**PROBLEM DETAILS:**
Exactly as written, retype the listing below, omitting the pictures.

:: RAW RECORDS ::

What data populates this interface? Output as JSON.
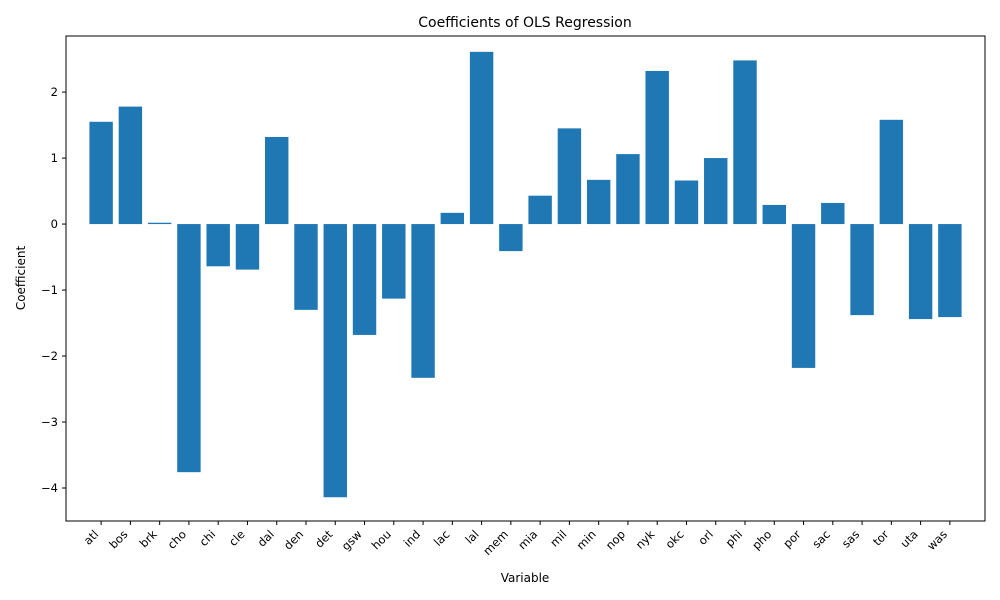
{
  "chart_data": {
    "type": "bar",
    "title": "Coefficients of OLS Regression",
    "xlabel": "Variable",
    "ylabel": "Coefficient",
    "ylim": [
      -4.5,
      2.85
    ],
    "yticks": [
      -4,
      -3,
      -2,
      -1,
      0,
      1,
      2
    ],
    "grid": false,
    "bar_color": "#1f77b4",
    "categories": [
      "atl",
      "bos",
      "brk",
      "cho",
      "chi",
      "cle",
      "dal",
      "den",
      "det",
      "gsw",
      "hou",
      "ind",
      "lac",
      "lal",
      "mem",
      "mia",
      "mil",
      "min",
      "nop",
      "nyk",
      "okc",
      "orl",
      "phi",
      "pho",
      "por",
      "sac",
      "sas",
      "tor",
      "uta",
      "was"
    ],
    "values": [
      1.55,
      1.78,
      0.02,
      -3.76,
      -0.64,
      -0.69,
      1.32,
      -1.3,
      -4.14,
      -1.68,
      -1.13,
      -2.33,
      0.17,
      2.61,
      -0.41,
      0.43,
      1.45,
      0.67,
      1.06,
      2.32,
      0.66,
      1.0,
      2.48,
      0.29,
      -2.18,
      0.32,
      -1.38,
      1.58,
      -1.44,
      -1.41
    ]
  }
}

:::

**RESPONSE:**
What data populates this interface? Output as JSON.
{
  "chart_data": {
    "type": "bar",
    "title": "Coefficients of OLS Regression",
    "xlabel": "Variable",
    "ylabel": "Coefficient",
    "ylim": [
      -4.5,
      2.85
    ],
    "yticks": [
      -4,
      -3,
      -2,
      -1,
      0,
      1,
      2
    ],
    "grid": false,
    "bar_color": "#1f77b4",
    "categories": [
      "atl",
      "bos",
      "brk",
      "cho",
      "chi",
      "cle",
      "dal",
      "den",
      "det",
      "gsw",
      "hou",
      "ind",
      "lac",
      "lal",
      "mem",
      "mia",
      "mil",
      "min",
      "nop",
      "nyk",
      "okc",
      "orl",
      "phi",
      "pho",
      "por",
      "sac",
      "sas",
      "tor",
      "uta",
      "was"
    ],
    "values": [
      1.55,
      1.78,
      0.02,
      -3.76,
      -0.64,
      -0.69,
      1.32,
      -1.3,
      -4.14,
      -1.68,
      -1.13,
      -2.33,
      0.17,
      2.61,
      -0.41,
      0.43,
      1.45,
      0.67,
      1.06,
      2.32,
      0.66,
      1.0,
      2.48,
      0.29,
      -2.18,
      0.32,
      -1.38,
      1.58,
      -1.44,
      -1.41
    ]
  }
}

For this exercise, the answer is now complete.